▶ Source records
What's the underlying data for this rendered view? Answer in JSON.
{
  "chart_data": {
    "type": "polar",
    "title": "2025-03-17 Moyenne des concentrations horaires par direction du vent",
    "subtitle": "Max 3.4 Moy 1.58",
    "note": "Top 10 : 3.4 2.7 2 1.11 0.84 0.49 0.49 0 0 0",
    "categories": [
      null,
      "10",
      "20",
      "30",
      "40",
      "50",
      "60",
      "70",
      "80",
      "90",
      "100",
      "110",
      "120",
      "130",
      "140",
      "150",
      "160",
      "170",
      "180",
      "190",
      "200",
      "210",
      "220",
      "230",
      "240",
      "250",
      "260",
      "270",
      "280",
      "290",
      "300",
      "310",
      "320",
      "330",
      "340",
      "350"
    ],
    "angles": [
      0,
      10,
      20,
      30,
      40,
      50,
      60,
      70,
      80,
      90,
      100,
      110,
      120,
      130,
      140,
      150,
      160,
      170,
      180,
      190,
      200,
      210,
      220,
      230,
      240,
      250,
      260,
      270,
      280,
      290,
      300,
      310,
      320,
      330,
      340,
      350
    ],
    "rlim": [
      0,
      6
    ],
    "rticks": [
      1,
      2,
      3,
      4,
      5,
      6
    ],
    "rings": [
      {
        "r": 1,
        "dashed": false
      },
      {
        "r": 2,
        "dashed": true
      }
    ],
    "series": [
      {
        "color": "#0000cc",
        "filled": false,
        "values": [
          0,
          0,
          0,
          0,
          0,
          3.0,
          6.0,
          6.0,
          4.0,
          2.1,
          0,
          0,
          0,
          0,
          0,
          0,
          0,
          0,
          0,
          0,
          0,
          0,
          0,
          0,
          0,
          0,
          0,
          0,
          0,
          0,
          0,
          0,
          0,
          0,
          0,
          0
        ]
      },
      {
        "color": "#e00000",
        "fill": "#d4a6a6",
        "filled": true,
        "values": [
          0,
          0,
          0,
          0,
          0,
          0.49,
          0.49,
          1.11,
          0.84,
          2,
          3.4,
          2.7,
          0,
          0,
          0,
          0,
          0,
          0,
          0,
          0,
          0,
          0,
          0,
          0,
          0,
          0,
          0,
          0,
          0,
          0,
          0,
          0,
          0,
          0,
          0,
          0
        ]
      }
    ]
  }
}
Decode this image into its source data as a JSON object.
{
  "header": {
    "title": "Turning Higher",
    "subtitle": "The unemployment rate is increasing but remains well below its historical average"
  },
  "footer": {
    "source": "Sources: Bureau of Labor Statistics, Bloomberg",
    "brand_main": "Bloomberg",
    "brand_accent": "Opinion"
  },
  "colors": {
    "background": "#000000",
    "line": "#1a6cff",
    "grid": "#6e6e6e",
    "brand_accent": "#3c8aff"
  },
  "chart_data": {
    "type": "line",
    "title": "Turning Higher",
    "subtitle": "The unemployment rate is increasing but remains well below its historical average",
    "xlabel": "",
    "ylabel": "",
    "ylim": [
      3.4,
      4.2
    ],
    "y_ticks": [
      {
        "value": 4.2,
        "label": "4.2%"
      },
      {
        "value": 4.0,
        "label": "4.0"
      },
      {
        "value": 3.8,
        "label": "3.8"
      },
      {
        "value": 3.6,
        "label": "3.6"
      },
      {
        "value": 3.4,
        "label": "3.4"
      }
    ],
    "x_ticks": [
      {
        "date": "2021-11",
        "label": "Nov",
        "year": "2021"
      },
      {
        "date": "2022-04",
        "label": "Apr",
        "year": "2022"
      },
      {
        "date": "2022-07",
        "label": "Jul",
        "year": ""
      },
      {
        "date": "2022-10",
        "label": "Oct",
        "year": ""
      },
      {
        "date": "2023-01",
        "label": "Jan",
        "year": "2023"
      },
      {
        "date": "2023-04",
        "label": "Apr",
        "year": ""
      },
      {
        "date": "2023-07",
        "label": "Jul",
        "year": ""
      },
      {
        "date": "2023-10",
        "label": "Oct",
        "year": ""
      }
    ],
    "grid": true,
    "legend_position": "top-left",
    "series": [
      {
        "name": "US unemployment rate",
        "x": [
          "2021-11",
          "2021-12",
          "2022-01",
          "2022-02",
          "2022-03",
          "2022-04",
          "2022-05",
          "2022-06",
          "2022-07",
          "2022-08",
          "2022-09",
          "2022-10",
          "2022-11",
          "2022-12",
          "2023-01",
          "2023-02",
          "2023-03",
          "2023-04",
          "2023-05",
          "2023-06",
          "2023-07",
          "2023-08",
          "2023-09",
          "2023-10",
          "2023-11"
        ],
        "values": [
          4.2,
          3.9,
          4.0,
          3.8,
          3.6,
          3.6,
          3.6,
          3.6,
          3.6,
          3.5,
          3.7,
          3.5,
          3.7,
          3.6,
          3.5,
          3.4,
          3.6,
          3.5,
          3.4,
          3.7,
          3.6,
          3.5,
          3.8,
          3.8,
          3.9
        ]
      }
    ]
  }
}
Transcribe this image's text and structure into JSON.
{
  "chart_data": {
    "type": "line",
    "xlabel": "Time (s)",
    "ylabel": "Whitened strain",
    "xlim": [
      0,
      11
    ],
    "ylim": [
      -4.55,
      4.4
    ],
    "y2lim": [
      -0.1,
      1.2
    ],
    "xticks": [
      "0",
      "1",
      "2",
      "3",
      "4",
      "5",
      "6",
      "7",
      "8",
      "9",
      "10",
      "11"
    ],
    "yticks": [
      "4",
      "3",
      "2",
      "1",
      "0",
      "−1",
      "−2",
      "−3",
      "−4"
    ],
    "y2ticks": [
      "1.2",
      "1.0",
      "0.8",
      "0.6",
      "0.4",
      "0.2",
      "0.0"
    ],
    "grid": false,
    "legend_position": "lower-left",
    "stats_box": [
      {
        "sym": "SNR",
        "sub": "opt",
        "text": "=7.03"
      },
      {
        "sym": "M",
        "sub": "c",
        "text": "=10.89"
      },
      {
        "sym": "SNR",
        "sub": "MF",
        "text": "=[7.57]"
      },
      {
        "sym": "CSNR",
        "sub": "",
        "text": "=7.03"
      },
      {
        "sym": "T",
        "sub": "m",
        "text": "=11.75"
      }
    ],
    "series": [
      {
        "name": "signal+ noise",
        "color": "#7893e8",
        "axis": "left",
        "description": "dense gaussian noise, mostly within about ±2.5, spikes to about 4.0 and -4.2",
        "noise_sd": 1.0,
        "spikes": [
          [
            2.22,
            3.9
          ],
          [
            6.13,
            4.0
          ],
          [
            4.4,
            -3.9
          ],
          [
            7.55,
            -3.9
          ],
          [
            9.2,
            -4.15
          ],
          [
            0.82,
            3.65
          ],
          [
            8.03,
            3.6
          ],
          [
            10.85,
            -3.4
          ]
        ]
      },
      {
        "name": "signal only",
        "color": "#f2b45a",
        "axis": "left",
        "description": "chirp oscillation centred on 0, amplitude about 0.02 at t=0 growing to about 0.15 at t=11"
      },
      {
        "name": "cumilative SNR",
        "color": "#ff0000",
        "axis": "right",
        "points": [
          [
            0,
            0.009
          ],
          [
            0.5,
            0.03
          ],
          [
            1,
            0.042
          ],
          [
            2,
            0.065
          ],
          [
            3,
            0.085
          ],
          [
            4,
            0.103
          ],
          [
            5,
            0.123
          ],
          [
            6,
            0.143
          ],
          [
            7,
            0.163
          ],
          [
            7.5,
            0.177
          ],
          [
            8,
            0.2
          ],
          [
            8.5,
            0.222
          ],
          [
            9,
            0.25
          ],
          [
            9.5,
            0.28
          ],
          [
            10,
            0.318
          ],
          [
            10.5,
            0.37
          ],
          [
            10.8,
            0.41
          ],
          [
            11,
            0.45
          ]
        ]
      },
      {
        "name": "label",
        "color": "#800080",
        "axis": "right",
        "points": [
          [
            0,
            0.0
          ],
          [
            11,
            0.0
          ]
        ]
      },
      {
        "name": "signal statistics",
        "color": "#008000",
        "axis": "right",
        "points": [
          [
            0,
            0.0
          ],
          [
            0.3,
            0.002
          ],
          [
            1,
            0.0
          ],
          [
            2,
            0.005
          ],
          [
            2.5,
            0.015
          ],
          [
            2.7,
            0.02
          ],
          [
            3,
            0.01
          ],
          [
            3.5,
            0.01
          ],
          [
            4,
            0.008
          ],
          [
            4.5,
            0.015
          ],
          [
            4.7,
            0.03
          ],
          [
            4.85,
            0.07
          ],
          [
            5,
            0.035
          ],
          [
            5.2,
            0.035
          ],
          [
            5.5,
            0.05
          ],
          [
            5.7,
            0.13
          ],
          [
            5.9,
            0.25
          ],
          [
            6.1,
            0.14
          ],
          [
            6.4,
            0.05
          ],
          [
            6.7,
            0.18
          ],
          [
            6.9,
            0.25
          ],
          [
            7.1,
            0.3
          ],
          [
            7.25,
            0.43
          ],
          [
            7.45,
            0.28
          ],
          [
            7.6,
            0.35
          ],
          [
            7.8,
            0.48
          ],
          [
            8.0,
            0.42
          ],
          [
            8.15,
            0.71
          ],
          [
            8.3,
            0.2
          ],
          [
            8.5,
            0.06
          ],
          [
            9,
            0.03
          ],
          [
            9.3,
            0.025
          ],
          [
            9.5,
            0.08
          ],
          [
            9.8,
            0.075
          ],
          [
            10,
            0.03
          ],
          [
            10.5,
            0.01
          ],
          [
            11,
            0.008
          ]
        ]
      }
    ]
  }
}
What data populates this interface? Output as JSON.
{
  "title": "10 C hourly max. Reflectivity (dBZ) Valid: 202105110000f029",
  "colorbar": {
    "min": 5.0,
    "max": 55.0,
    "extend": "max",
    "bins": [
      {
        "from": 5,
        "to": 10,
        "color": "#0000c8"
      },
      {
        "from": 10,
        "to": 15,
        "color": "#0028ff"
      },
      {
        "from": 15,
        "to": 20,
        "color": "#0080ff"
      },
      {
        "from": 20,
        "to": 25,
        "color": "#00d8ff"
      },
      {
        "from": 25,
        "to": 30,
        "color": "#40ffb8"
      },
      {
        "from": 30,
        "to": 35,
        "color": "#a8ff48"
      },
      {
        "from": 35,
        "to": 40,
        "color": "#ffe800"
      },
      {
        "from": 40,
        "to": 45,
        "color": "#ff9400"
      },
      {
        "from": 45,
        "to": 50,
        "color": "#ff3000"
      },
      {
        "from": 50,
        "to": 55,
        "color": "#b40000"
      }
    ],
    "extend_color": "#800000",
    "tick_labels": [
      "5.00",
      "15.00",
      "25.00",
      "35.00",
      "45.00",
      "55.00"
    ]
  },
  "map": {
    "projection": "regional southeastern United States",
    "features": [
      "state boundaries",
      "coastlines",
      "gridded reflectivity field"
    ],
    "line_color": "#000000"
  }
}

▶ Problem
Using the listing, collect all lines in which the string "average" is found.

▶ Result for this task
    "subtitle": "The unemployment rate is increasing but remains well below its historical average"
    "subtitle": "The unemployment rate is increasing but remains well below its historical average",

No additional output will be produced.